# What is needed:
Please output the lines shown below exactly as they appear.

(Records that describe figures)
============

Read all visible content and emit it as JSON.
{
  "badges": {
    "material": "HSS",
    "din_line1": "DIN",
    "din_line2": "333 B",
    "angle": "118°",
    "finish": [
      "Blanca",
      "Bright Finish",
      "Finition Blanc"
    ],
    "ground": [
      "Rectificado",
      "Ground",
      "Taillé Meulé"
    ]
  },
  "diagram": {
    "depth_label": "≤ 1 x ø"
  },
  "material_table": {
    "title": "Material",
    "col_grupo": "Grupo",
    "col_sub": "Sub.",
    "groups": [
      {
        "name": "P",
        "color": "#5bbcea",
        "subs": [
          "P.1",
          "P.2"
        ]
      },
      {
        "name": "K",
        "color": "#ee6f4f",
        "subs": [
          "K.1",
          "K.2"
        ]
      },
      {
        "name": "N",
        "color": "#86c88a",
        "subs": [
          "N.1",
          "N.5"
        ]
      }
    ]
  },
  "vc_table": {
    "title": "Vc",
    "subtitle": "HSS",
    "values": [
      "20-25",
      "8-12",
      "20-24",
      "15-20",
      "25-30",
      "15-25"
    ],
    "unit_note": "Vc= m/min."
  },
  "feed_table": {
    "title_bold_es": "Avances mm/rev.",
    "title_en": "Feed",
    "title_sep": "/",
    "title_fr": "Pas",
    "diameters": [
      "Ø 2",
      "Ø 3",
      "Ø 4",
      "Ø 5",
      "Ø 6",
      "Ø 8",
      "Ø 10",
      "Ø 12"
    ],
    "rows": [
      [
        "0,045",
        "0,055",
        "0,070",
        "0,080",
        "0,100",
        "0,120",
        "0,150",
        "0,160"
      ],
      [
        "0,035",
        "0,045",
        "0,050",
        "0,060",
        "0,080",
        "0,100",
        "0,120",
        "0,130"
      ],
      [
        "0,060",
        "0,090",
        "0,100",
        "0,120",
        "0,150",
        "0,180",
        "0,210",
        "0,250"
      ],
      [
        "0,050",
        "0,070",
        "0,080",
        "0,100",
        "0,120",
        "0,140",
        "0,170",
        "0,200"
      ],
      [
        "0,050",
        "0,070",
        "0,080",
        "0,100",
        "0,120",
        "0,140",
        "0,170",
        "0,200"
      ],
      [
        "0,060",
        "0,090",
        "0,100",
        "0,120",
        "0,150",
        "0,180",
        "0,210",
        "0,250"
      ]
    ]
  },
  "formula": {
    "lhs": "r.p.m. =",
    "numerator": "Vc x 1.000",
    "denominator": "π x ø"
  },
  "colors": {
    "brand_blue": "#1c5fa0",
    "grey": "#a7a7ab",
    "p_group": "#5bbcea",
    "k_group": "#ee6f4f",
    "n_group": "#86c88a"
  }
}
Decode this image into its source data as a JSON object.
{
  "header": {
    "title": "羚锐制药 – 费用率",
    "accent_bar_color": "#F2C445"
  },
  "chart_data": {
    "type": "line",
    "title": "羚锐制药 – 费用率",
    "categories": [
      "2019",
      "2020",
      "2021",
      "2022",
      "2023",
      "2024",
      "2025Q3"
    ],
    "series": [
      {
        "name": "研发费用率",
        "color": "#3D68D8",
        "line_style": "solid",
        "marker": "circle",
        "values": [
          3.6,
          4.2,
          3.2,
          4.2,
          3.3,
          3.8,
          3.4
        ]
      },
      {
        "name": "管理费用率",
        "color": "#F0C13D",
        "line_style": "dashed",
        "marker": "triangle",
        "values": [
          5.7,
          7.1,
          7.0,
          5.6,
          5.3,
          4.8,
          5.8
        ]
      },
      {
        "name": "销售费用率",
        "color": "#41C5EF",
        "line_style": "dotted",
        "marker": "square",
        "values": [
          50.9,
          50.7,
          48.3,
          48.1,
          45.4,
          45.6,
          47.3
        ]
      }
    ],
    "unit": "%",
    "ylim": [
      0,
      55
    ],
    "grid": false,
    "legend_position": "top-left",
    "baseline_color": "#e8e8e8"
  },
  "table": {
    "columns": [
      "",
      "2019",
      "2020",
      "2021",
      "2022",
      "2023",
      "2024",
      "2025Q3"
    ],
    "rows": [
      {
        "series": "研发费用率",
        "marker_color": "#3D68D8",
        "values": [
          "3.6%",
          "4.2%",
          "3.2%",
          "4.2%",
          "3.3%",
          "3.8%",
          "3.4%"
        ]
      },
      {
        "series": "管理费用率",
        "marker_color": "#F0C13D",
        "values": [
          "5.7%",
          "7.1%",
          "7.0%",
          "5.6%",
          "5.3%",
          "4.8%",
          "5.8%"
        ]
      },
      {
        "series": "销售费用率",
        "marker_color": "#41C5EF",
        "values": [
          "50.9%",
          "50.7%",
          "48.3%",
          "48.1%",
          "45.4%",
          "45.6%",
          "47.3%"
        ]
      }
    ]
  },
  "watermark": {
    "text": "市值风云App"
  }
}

============

# Response to this exercise:
Read all visible content and emit it as JSON.
{
  "badges": {
    "material": "HSS",
    "din_line1": "DIN",
    "din_line2": "333 B",
    "angle": "118°",
    "finish": [
      "Blanca",
      "Bright Finish",
      "Finition Blanc"
    ],
    "ground": [
      "Rectificado",
      "Ground",
      "Taillé Meulé"
    ]
  },
  "diagram": {
    "depth_label": "≤ 1 x ø"
  },
  "material_table": {
    "title": "Material",
    "col_grupo": "Grupo",
    "col_sub": "Sub.",
    "groups": [
      {
        "name": "P",
        "color": "#5bbcea",
        "subs": [
          "P.1",
          "P.2"
        ]
      },
      {
        "name": "K",
        "color": "#ee6f4f",
        "subs": [
          "K.1",
          "K.2"
        ]
      },
      {
        "name": "N",
        "color": "#86c88a",
        "subs": [
          "N.1",
          "N.5"
        ]
      }
    ]
  },
  "vc_table": {
    "title": "Vc",
    "subtitle": "HSS",
    "values": [
      "20-25",
      "8-12",
      "20-24",
      "15-20",
      "25-30",
      "15-25"
    ],
    "unit_note": "Vc= m/min."
  },
  "feed_table": {
    "title_bold_es": "Avances mm/rev.",
    "title_en": "Feed",
    "title_sep": "/",
    "title_fr": "Pas",
    "diameters": [
      "Ø 2",
      "Ø 3",
      "Ø 4",
      "Ø 5",
      "Ø 6",
      "Ø 8",
      "Ø 10",
      "Ø 12"
    ],
    "rows": [
      [
        "0,045",
        "0,055",
        "0,070",
        "0,080",
        "0,100",
        "0,120",
        "0,150",
        "0,160"
      ],
      [
        "0,035",
        "0,045",
        "0,050",
        "0,060",
        "0,080",
        "0,100",
        "0,120",
        "0,130"
      ],
      [
        "0,060",
        "0,090",
        "0,100",
        "0,120",
        "0,150",
        "0,180",
        "0,210",
        "0,250"
      ],
      [
        "0,050",
        "0,070",
        "0,080",
        "0,100",
        "0,120",
        "0,140",
        "0,170",
        "0,200"
      ],
      [
        "0,050",
        "0,070",
        "0,080",
        "0,100",
        "0,120",
        "0,140",
        "0,170",
        "0,200"
      ],
      [
        "0,060",
        "0,090",
        "0,100",
        "0,120",
        "0,150",
        "0,180",
        "0,210",
        "0,250"
      ]
    ]
  },
  "formula": {
    "lhs": "r.p.m. =",
    "numerator": "Vc x 1.000",
    "denominator": "π x ø"
  },
  "colors": {
    "brand_blue": "#1c5fa0",
    "grey": "#a7a7ab",
    "p_group": "#5bbcea",
    "k_group": "#ee6f4f",
    "n_group": "#86c88a"
  }
}
Decode this image into its source data as a JSON object.
{
  "header": {
    "title": "羚锐制药 – 费用率",
    "accent_bar_color": "#F2C445"
  },
  "chart_data": {
    "type": "line",
    "title": "羚锐制药 – 费用率",
    "categories": [
      "2019",
      "2020",
      "2021",
      "2022",
      "2023",
      "2024",
      "2025Q3"
    ],
    "series": [
      {
        "name": "研发费用率",
        "color": "#3D68D8",
        "line_style": "solid",
        "marker": "circle",
        "values": [
          3.6,
          4.2,
          3.2,
          4.2,
          3.3,
          3.8,
          3.4
        ]
      },
      {
        "name": "管理费用率",
        "color": "#F0C13D",
        "line_style": "dashed",
        "marker": "triangle",
        "values": [
          5.7,
          7.1,
          7.0,
          5.6,
          5.3,
          4.8,
          5.8
        ]
      },
      {
        "name": "销售费用率",
        "color": "#41C5EF",
        "line_style": "dotted",
        "marker": "square",
        "values": [
          50.9,
          50.7,
          48.3,
          48.1,
          45.4,
          45.6,
          47.3
        ]
      }
    ],
    "unit": "%",
    "ylim": [
      0,
      55
    ],
    "grid": false,
    "legend_position": "top-left",
    "baseline_color": "#e8e8e8"
  },
  "table": {
    "columns": [
      "",
      "2019",
      "2020",
      "2021",
      "2022",
      "2023",
      "2024",
      "2025Q3"
    ],
    "rows": [
      {
        "series": "研发费用率",
        "marker_color": "#3D68D8",
        "values": [
          "3.6%",
          "4.2%",
          "3.2%",
          "4.2%",
          "3.3%",
          "3.8%",
          "3.4%"
        ]
      },
      {
        "series": "管理费用率",
        "marker_color": "#F0C13D",
        "values": [
          "5.7%",
          "7.1%",
          "7.0%",
          "5.6%",
          "5.3%",
          "4.8%",
          "5.8%"
        ]
      },
      {
        "series": "销售费用率",
        "marker_color": "#41C5EF",
        "values": [
          "50.9%",
          "50.7%",
          "48.3%",
          "48.1%",
          "45.4%",
          "45.6%",
          "47.3%"
        ]
      }
    ]
  },
  "watermark": {
    "text": "市值风云App"
  }
}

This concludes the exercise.